#### Task description
Your task is to output all the records below, word for word.

#### Task material
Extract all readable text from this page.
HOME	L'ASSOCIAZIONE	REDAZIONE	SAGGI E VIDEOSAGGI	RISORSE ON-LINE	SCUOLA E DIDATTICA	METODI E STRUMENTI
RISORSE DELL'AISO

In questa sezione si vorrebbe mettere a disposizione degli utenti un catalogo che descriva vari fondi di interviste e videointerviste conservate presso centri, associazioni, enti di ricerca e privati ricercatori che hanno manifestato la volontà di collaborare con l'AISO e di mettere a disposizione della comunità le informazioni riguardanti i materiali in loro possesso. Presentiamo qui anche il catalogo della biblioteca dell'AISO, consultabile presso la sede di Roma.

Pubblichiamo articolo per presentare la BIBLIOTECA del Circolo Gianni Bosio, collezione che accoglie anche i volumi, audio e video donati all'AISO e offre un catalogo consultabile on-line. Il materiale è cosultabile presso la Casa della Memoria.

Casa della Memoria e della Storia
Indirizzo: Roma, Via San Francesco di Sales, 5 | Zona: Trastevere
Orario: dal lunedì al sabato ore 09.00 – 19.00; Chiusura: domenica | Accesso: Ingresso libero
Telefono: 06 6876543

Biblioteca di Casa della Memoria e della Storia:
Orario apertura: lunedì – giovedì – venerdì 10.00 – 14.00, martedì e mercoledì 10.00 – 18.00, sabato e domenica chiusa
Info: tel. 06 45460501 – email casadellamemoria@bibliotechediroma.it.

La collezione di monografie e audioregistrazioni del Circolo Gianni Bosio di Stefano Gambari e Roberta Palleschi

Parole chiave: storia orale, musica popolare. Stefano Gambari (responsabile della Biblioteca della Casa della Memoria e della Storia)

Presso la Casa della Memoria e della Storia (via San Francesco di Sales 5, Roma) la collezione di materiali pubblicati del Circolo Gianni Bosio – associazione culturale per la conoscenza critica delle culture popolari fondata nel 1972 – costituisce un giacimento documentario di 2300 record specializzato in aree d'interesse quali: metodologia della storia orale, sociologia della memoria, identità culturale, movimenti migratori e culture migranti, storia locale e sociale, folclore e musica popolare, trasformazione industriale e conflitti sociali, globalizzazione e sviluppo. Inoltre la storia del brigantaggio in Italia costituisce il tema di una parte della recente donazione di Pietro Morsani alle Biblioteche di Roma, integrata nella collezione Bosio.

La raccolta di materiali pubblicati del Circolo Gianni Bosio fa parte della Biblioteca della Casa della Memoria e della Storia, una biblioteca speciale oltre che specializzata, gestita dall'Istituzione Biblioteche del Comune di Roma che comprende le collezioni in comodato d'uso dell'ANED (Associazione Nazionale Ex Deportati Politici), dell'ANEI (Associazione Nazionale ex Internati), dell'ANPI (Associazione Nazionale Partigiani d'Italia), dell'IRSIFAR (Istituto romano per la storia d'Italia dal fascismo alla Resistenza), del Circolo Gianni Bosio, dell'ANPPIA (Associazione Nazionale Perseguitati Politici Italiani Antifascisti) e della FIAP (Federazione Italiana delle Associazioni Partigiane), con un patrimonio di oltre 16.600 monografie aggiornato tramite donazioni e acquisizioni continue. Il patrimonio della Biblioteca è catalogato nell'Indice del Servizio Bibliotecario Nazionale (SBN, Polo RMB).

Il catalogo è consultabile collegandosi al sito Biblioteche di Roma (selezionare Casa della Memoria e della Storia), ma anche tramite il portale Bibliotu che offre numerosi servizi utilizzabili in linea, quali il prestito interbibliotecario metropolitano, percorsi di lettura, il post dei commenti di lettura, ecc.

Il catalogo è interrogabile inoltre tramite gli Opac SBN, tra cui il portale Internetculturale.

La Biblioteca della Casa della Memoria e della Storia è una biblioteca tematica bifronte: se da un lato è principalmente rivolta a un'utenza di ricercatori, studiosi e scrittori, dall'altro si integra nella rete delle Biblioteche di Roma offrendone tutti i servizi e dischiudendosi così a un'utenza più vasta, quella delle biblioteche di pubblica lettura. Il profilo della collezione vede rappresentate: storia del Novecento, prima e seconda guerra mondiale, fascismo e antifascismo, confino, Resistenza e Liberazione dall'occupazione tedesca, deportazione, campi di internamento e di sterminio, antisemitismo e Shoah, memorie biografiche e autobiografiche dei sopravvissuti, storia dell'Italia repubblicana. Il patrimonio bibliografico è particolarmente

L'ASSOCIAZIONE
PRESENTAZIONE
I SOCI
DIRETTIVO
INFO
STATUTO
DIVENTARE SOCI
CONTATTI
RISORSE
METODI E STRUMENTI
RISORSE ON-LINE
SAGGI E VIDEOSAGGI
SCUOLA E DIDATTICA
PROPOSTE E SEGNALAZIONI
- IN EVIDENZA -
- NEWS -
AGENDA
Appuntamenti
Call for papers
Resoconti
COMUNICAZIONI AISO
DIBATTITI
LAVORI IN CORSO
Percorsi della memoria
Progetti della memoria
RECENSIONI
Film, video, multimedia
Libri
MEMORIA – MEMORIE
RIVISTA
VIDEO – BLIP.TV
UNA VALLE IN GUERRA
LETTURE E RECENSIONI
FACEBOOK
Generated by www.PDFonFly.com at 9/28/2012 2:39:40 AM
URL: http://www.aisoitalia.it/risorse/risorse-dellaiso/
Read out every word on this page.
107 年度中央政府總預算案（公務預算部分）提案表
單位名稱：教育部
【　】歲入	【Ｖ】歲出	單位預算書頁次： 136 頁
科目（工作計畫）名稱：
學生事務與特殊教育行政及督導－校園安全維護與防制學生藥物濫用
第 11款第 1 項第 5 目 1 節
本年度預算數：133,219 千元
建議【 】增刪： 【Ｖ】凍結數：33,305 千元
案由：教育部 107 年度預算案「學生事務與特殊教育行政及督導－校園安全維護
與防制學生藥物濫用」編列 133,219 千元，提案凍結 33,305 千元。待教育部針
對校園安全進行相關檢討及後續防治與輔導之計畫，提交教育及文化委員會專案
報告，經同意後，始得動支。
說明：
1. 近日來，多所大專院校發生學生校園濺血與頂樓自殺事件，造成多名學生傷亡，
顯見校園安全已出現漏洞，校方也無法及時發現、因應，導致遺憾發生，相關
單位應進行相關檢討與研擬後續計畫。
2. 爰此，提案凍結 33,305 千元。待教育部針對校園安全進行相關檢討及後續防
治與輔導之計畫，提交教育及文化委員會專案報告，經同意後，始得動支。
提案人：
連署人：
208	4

#### Reply to the exercise
Extract all readable text from this page.
HOME	L'ASSOCIAZIONE	REDAZIONE	SAGGI E VIDEOSAGGI	RISORSE ON-LINE	SCUOLA E DIDATTICA	METODI E STRUMENTI
RISORSE DELL'AISO

In questa sezione si vorrebbe mettere a disposizione degli utenti un catalogo che descriva vari fondi di interviste e videointerviste conservate presso centri, associazioni, enti di ricerca e privati ricercatori che hanno manifestato la volontà di collaborare con l'AISO e di mettere a disposizione della comunità le informazioni riguardanti i materiali in loro possesso. Presentiamo qui anche il catalogo della biblioteca dell'AISO, consultabile presso la sede di Roma.

Pubblichiamo articolo per presentare la BIBLIOTECA del Circolo Gianni Bosio, collezione che accoglie anche i volumi, audio e video donati all'AISO e offre un catalogo consultabile on-line. Il materiale è cosultabile presso la Casa della Memoria.

Casa della Memoria e della Storia
Indirizzo: Roma, Via San Francesco di Sales, 5 | Zona: Trastevere
Orario: dal lunedì al sabato ore 09.00 – 19.00; Chiusura: domenica | Accesso: Ingresso libero
Telefono: 06 6876543

Biblioteca di Casa della Memoria e della Storia:
Orario apertura: lunedì – giovedì – venerdì 10.00 – 14.00, martedì e mercoledì 10.00 – 18.00, sabato e domenica chiusa
Info: tel. 06 45460501 – email casadellamemoria@bibliotechediroma.it.

La collezione di monografie e audioregistrazioni del Circolo Gianni Bosio di Stefano Gambari e Roberta Palleschi

Parole chiave: storia orale, musica popolare. Stefano Gambari (responsabile della Biblioteca della Casa della Memoria e della Storia)

Presso la Casa della Memoria e della Storia (via San Francesco di Sales 5, Roma) la collezione di materiali pubblicati del Circolo Gianni Bosio – associazione culturale per la conoscenza critica delle culture popolari fondata nel 1972 – costituisce un giacimento documentario di 2300 record specializzato in aree d'interesse quali: metodologia della storia orale, sociologia della memoria, identità culturale, movimenti migratori e culture migranti, storia locale e sociale, folclore e musica popolare, trasformazione industriale e conflitti sociali, globalizzazione e sviluppo. Inoltre la storia del brigantaggio in Italia costituisce il tema di una parte della recente donazione di Pietro Morsani alle Biblioteche di Roma, integrata nella collezione Bosio.

La raccolta di materiali pubblicati del Circolo Gianni Bosio fa parte della Biblioteca della Casa della Memoria e della Storia, una biblioteca speciale oltre che specializzata, gestita dall'Istituzione Biblioteche del Comune di Roma che comprende le collezioni in comodato d'uso dell'ANED (Associazione Nazionale Ex Deportati Politici), dell'ANEI (Associazione Nazionale ex Internati), dell'ANPI (Associazione Nazionale Partigiani d'Italia), dell'IRSIFAR (Istituto romano per la storia d'Italia dal fascismo alla Resistenza), del Circolo Gianni Bosio, dell'ANPPIA (Associazione Nazionale Perseguitati Politici Italiani Antifascisti) e della FIAP (Federazione Italiana delle Associazioni Partigiane), con un patrimonio di oltre 16.600 monografie aggiornato tramite donazioni e acquisizioni continue. Il patrimonio della Biblioteca è catalogato nell'Indice del Servizio Bibliotecario Nazionale (SBN, Polo RMB).

Il catalogo è consultabile collegandosi al sito Biblioteche di Roma (selezionare Casa della Memoria e della Storia), ma anche tramite il portale Bibliotu che offre numerosi servizi utilizzabili in linea, quali il prestito interbibliotecario metropolitano, percorsi di lettura, il post dei commenti di lettura, ecc.

Il catalogo è interrogabile inoltre tramite gli Opac SBN, tra cui il portale Internetculturale.

La Biblioteca della Casa della Memoria e della Storia è una biblioteca tematica bifronte: se da un lato è principalmente rivolta a un'utenza di ricercatori, studiosi e scrittori, dall'altro si integra nella rete delle Biblioteche di Roma offrendone tutti i servizi e dischiudendosi così a un'utenza più vasta, quella delle biblioteche di pubblica lettura. Il profilo della collezione vede rappresentate: storia del Novecento, prima e seconda guerra mondiale, fascismo e antifascismo, confino, Resistenza e Liberazione dall'occupazione tedesca, deportazione, campi di internamento e di sterminio, antisemitismo e Shoah, memorie biografiche e autobiografiche dei sopravvissuti, storia dell'Italia repubblicana. Il patrimonio bibliografico è particolarmente

L'ASSOCIAZIONE
PRESENTAZIONE
I SOCI
DIRETTIVO
INFO
STATUTO
DIVENTARE SOCI
CONTATTI
RISORSE
METODI E STRUMENTI
RISORSE ON-LINE
SAGGI E VIDEOSAGGI
SCUOLA E DIDATTICA
PROPOSTE E SEGNALAZIONI
- IN EVIDENZA -
- NEWS -
AGENDA
Appuntamenti
Call for papers
Resoconti
COMUNICAZIONI AISO
DIBATTITI
LAVORI IN CORSO
Percorsi della memoria
Progetti della memoria
RECENSIONI
Film, video, multimedia
Libri
MEMORIA – MEMORIE
RIVISTA
VIDEO – BLIP.TV
UNA VALLE IN GUERRA
LETTURE E RECENSIONI
FACEBOOK
Generated by www.PDFonFly.com at 9/28/2012 2:39:40 AM
URL: http://www.aisoitalia.it/risorse/risorse-dellaiso/
Read out every word on this page.
107 年度中央政府總預算案（公務預算部分）提案表
單位名稱：教育部
【　】歲入	【Ｖ】歲出	單位預算書頁次： 136 頁
科目（工作計畫）名稱：
學生事務與特殊教育行政及督導－校園安全維護與防制學生藥物濫用
第 11款第 1 項第 5 目 1 節
本年度預算數：133,219 千元
建議【 】增刪： 【Ｖ】凍結數：33,305 千元
案由：教育部 107 年度預算案「學生事務與特殊教育行政及督導－校園安全維護
與防制學生藥物濫用」編列 133,219 千元，提案凍結 33,305 千元。待教育部針
對校園安全進行相關檢討及後續防治與輔導之計畫，提交教育及文化委員會專案
報告，經同意後，始得動支。
說明：
1. 近日來，多所大專院校發生學生校園濺血與頂樓自殺事件，造成多名學生傷亡，
顯見校園安全已出現漏洞，校方也無法及時發現、因應，導致遺憾發生，相關
單位應進行相關檢討與研擬後續計畫。
2. 爰此，提案凍結 33,305 千元。待教育部針對校園安全進行相關檢討及後續防
治與輔導之計畫，提交教育及文化委員會專案報告，經同意後，始得動支。
提案人：
連署人：
208	4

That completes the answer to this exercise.